Entries taken from a collection
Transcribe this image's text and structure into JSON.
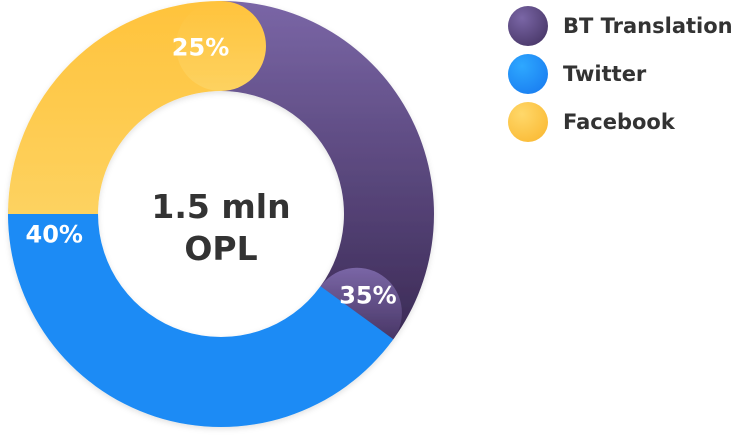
{
  "chart_data": {
    "type": "pie",
    "variant": "donut",
    "center_label": [
      "1.5 mln",
      "OPL"
    ],
    "categories": [
      "BT Translation",
      "Twitter",
      "Facebook"
    ],
    "values": [
      35,
      40,
      25
    ],
    "value_labels": [
      "35%",
      "40%",
      "25%"
    ],
    "colors": [
      "#5a4580",
      "#1a8bf5",
      "#fdc43f"
    ],
    "legend_position": "right"
  },
  "legend": {
    "items": [
      {
        "label": "BT Translation",
        "color_from": "#6e5696",
        "color_to": "#3f2e5c"
      },
      {
        "label": "Twitter",
        "color_from": "#2ea2ff",
        "color_to": "#1676ee"
      },
      {
        "label": "Facebook",
        "color_from": "#ffd45c",
        "color_to": "#f9b52c"
      }
    ]
  }
}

GOAL
Copy out every line of the material above that mentions the word "Translation".

REPLY TO THE EXERCISE
      "BT Translation",
        "label": "BT Translation",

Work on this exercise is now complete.